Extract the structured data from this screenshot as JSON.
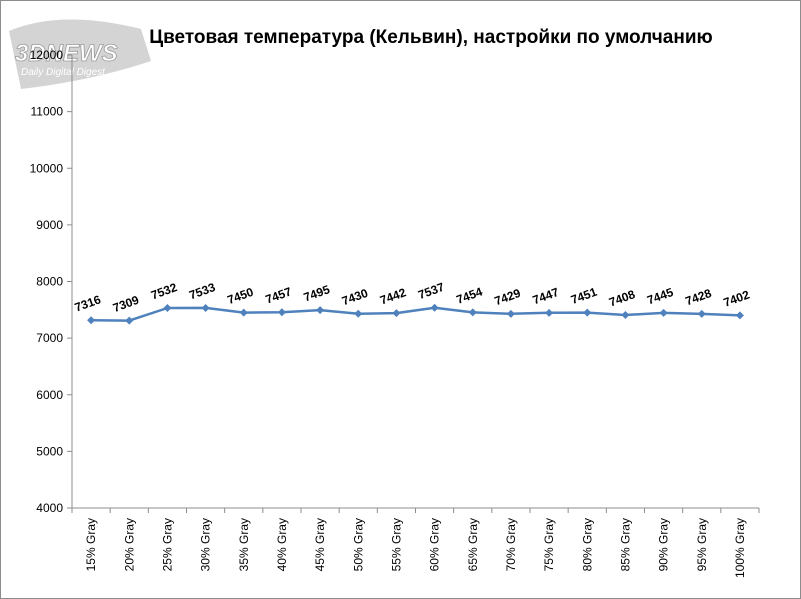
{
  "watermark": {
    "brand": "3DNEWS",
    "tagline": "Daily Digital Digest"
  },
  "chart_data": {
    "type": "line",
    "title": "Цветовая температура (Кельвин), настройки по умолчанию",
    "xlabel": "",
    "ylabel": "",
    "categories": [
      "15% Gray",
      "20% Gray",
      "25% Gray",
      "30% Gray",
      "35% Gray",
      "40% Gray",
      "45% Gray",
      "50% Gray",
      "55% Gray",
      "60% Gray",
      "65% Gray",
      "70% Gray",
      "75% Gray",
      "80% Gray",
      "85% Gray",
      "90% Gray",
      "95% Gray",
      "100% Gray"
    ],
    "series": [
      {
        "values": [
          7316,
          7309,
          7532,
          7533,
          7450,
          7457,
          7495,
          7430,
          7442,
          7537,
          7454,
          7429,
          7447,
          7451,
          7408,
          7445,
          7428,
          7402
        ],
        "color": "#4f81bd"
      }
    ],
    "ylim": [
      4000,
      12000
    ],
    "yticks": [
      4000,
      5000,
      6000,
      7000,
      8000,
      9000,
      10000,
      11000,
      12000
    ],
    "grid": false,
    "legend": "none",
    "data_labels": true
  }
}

○ ○ ○ ○ ○

- Problem to work on: Copy every record above exactly, leaving out any pictures.

- Reply:
Extract the structured data from this screenshot as JSON.
{
  "watermark": {
    "brand": "3DNEWS",
    "tagline": "Daily Digital Digest"
  },
  "chart_data": {
    "type": "line",
    "title": "Цветовая температура (Кельвин), настройки по умолчанию",
    "xlabel": "",
    "ylabel": "",
    "categories": [
      "15% Gray",
      "20% Gray",
      "25% Gray",
      "30% Gray",
      "35% Gray",
      "40% Gray",
      "45% Gray",
      "50% Gray",
      "55% Gray",
      "60% Gray",
      "65% Gray",
      "70% Gray",
      "75% Gray",
      "80% Gray",
      "85% Gray",
      "90% Gray",
      "95% Gray",
      "100% Gray"
    ],
    "series": [
      {
        "values": [
          7316,
          7309,
          7532,
          7533,
          7450,
          7457,
          7495,
          7430,
          7442,
          7537,
          7454,
          7429,
          7447,
          7451,
          7408,
          7445,
          7428,
          7402
        ],
        "color": "#4f81bd"
      }
    ],
    "ylim": [
      4000,
      12000
    ],
    "yticks": [
      4000,
      5000,
      6000,
      7000,
      8000,
      9000,
      10000,
      11000,
      12000
    ],
    "grid": false,
    "legend": "none",
    "data_labels": true
  }
}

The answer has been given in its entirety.